Stated exercise:
Reproduce all of the data word for word.
--------------------------------
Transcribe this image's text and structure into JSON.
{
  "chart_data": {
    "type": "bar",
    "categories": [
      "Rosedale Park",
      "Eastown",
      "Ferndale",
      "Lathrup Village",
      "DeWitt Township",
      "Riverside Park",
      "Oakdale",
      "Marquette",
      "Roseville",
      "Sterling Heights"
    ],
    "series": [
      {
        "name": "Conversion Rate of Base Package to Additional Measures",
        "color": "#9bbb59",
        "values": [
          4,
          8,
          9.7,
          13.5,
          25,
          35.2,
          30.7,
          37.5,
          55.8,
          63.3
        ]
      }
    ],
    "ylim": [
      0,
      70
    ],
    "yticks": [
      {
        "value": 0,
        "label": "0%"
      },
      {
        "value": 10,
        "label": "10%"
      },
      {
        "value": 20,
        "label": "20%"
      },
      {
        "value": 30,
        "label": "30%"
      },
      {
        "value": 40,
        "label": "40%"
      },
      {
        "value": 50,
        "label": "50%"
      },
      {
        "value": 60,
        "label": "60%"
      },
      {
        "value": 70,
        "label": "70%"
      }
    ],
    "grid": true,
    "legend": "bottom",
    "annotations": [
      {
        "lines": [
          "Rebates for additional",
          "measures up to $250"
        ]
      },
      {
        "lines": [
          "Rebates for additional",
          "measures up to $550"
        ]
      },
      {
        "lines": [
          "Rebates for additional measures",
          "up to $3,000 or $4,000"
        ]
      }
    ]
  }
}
--------------------------------
Answer to the exercise:
Transcribe this image's text and structure into JSON.
{
  "chart_data": {
    "type": "bar",
    "categories": [
      "Rosedale Park",
      "Eastown",
      "Ferndale",
      "Lathrup Village",
      "DeWitt Township",
      "Riverside Park",
      "Oakdale",
      "Marquette",
      "Roseville",
      "Sterling Heights"
    ],
    "series": [
      {
        "name": "Conversion Rate of Base Package to Additional Measures",
        "color": "#9bbb59",
        "values": [
          4,
          8,
          9.7,
          13.5,
          25,
          35.2,
          30.7,
          37.5,
          55.8,
          63.3
        ]
      }
    ],
    "ylim": [
      0,
      70
    ],
    "yticks": [
      {
        "value": 0,
        "label": "0%"
      },
      {
        "value": 10,
        "label": "10%"
      },
      {
        "value": 20,
        "label": "20%"
      },
      {
        "value": 30,
        "label": "30%"
      },
      {
        "value": 40,
        "label": "40%"
      },
      {
        "value": 50,
        "label": "50%"
      },
      {
        "value": 60,
        "label": "60%"
      },
      {
        "value": 70,
        "label": "70%"
      }
    ],
    "grid": true,
    "legend": "bottom",
    "annotations": [
      {
        "lines": [
          "Rebates for additional",
          "measures up to $250"
        ]
      },
      {
        "lines": [
          "Rebates for additional",
          "measures up to $550"
        ]
      },
      {
        "lines": [
          "Rebates for additional measures",
          "up to $3,000 or $4,000"
        ]
      }
    ]
  }
}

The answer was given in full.